§ What is asked:
All of the data should be output character for character, except the pictures.

§ Recorded data:
^^^^

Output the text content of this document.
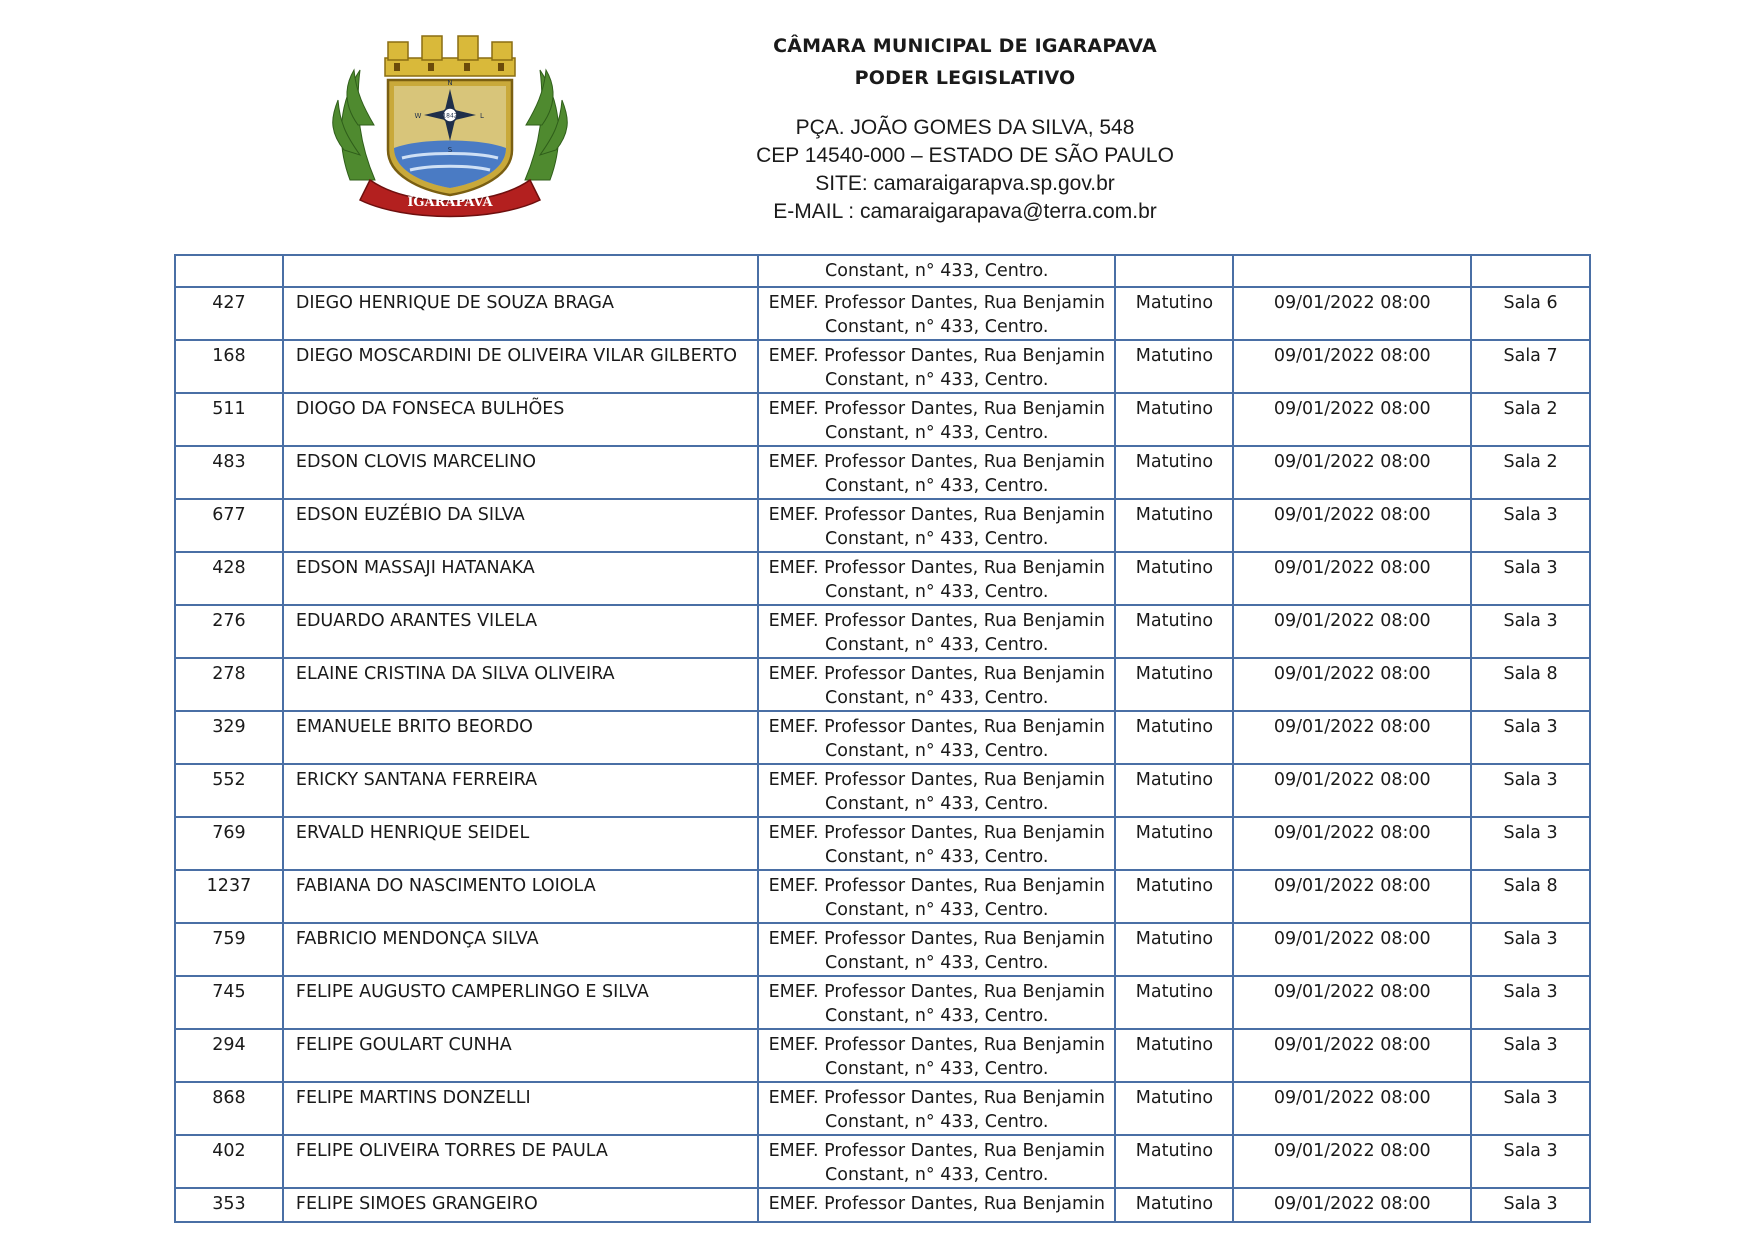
1842
N
S
L
W
IGARAPAVA
CÂMARA MUNICIPAL DE IGARAPAVA
PODER LEGISLATIVO
PÇA. JOÃO GOMES DA SILVA, 548
CEP 14540-000 – ESTADO DE SÃO PAULO
SITE: camaraigarapva.sp.gov.br
E-MAIL : camaraigarapava@terra.com.br
		Constant, n° 433, Centro.			

427	DIEGO HENRIQUE DE SOUZA BRAGA	EMEF. Professor Dantes, Rua Benjamin
Constant, n° 433, Centro.	Matutino	09/01/2022 08:00	Sala 6

168	DIEGO MOSCARDINI DE OLIVEIRA VILAR GILBERTO	EMEF. Professor Dantes, Rua Benjamin
Constant, n° 433, Centro.	Matutino	09/01/2022 08:00	Sala 7

511	DIOGO DA FONSECA BULHÕES	EMEF. Professor Dantes, Rua Benjamin
Constant, n° 433, Centro.	Matutino	09/01/2022 08:00	Sala 2

483	EDSON CLOVIS MARCELINO	EMEF. Professor Dantes, Rua Benjamin
Constant, n° 433, Centro.	Matutino	09/01/2022 08:00	Sala 2

677	EDSON EUZÉBIO DA SILVA	EMEF. Professor Dantes, Rua Benjamin
Constant, n° 433, Centro.	Matutino	09/01/2022 08:00	Sala 3

428	EDSON MASSAJI HATANAKA	EMEF. Professor Dantes, Rua Benjamin
Constant, n° 433, Centro.	Matutino	09/01/2022 08:00	Sala 3

276	EDUARDO ARANTES VILELA	EMEF. Professor Dantes, Rua Benjamin
Constant, n° 433, Centro.	Matutino	09/01/2022 08:00	Sala 3

278	ELAINE CRISTINA DA SILVA OLIVEIRA	EMEF. Professor Dantes, Rua Benjamin
Constant, n° 433, Centro.	Matutino	09/01/2022 08:00	Sala 8

329	EMANUELE BRITO BEORDO	EMEF. Professor Dantes, Rua Benjamin
Constant, n° 433, Centro.	Matutino	09/01/2022 08:00	Sala 3

552	ERICKY SANTANA FERREIRA	EMEF. Professor Dantes, Rua Benjamin
Constant, n° 433, Centro.	Matutino	09/01/2022 08:00	Sala 3

769	ERVALD HENRIQUE SEIDEL	EMEF. Professor Dantes, Rua Benjamin
Constant, n° 433, Centro.	Matutino	09/01/2022 08:00	Sala 3

1237	FABIANA DO NASCIMENTO LOIOLA	EMEF. Professor Dantes, Rua Benjamin
Constant, n° 433, Centro.	Matutino	09/01/2022 08:00	Sala 8

759	FABRICIO MENDONÇA SILVA	EMEF. Professor Dantes, Rua Benjamin
Constant, n° 433, Centro.	Matutino	09/01/2022 08:00	Sala 3

745	FELIPE AUGUSTO CAMPERLINGO E SILVA	EMEF. Professor Dantes, Rua Benjamin
Constant, n° 433, Centro.	Matutino	09/01/2022 08:00	Sala 3

294	FELIPE GOULART CUNHA	EMEF. Professor Dantes, Rua Benjamin
Constant, n° 433, Centro.	Matutino	09/01/2022 08:00	Sala 3

868	FELIPE MARTINS DONZELLI	EMEF. Professor Dantes, Rua Benjamin
Constant, n° 433, Centro.	Matutino	09/01/2022 08:00	Sala 3

402	FELIPE OLIVEIRA TORRES DE PAULA	EMEF. Professor Dantes, Rua Benjamin
Constant, n° 433, Centro.	Matutino	09/01/2022 08:00	Sala 3

353	FELIPE SIMOES GRANGEIRO	EMEF. Professor Dantes, Rua Benjamin	Matutino	09/01/2022 08:00	Sala 3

^^^^

§ Exercise result:
Output the text content of this document.
1842
N
S
L
W
IGARAPAVA
CÂMARA MUNICIPAL DE IGARAPAVA
PODER LEGISLATIVO
PÇA. JOÃO GOMES DA SILVA, 548
CEP 14540-000 – ESTADO DE SÃO PAULO
SITE: camaraigarapva.sp.gov.br
E-MAIL : camaraigarapava@terra.com.br
		Constant, n° 433, Centro.			

427	DIEGO HENRIQUE DE SOUZA BRAGA	EMEF. Professor Dantes, Rua Benjamin
Constant, n° 433, Centro.	Matutino	09/01/2022 08:00	Sala 6

168	DIEGO MOSCARDINI DE OLIVEIRA VILAR GILBERTO	EMEF. Professor Dantes, Rua Benjamin
Constant, n° 433, Centro.	Matutino	09/01/2022 08:00	Sala 7

511	DIOGO DA FONSECA BULHÕES	EMEF. Professor Dantes, Rua Benjamin
Constant, n° 433, Centro.	Matutino	09/01/2022 08:00	Sala 2

483	EDSON CLOVIS MARCELINO	EMEF. Professor Dantes, Rua Benjamin
Constant, n° 433, Centro.	Matutino	09/01/2022 08:00	Sala 2

677	EDSON EUZÉBIO DA SILVA	EMEF. Professor Dantes, Rua Benjamin
Constant, n° 433, Centro.	Matutino	09/01/2022 08:00	Sala 3

428	EDSON MASSAJI HATANAKA	EMEF. Professor Dantes, Rua Benjamin
Constant, n° 433, Centro.	Matutino	09/01/2022 08:00	Sala 3

276	EDUARDO ARANTES VILELA	EMEF. Professor Dantes, Rua Benjamin
Constant, n° 433, Centro.	Matutino	09/01/2022 08:00	Sala 3

278	ELAINE CRISTINA DA SILVA OLIVEIRA	EMEF. Professor Dantes, Rua Benjamin
Constant, n° 433, Centro.	Matutino	09/01/2022 08:00	Sala 8

329	EMANUELE BRITO BEORDO	EMEF. Professor Dantes, Rua Benjamin
Constant, n° 433, Centro.	Matutino	09/01/2022 08:00	Sala 3

552	ERICKY SANTANA FERREIRA	EMEF. Professor Dantes, Rua Benjamin
Constant, n° 433, Centro.	Matutino	09/01/2022 08:00	Sala 3

769	ERVALD HENRIQUE SEIDEL	EMEF. Professor Dantes, Rua Benjamin
Constant, n° 433, Centro.	Matutino	09/01/2022 08:00	Sala 3

1237	FABIANA DO NASCIMENTO LOIOLA	EMEF. Professor Dantes, Rua Benjamin
Constant, n° 433, Centro.	Matutino	09/01/2022 08:00	Sala 8

759	FABRICIO MENDONÇA SILVA	EMEF. Professor Dantes, Rua Benjamin
Constant, n° 433, Centro.	Matutino	09/01/2022 08:00	Sala 3

745	FELIPE AUGUSTO CAMPERLINGO E SILVA	EMEF. Professor Dantes, Rua Benjamin
Constant, n° 433, Centro.	Matutino	09/01/2022 08:00	Sala 3

294	FELIPE GOULART CUNHA	EMEF. Professor Dantes, Rua Benjamin
Constant, n° 433, Centro.	Matutino	09/01/2022 08:00	Sala 3

868	FELIPE MARTINS DONZELLI	EMEF. Professor Dantes, Rua Benjamin
Constant, n° 433, Centro.	Matutino	09/01/2022 08:00	Sala 3

402	FELIPE OLIVEIRA TORRES DE PAULA	EMEF. Professor Dantes, Rua Benjamin
Constant, n° 433, Centro.	Matutino	09/01/2022 08:00	Sala 3

353	FELIPE SIMOES GRANGEIRO	EMEF. Professor Dantes, Rua Benjamin	Matutino	09/01/2022 08:00	Sala 3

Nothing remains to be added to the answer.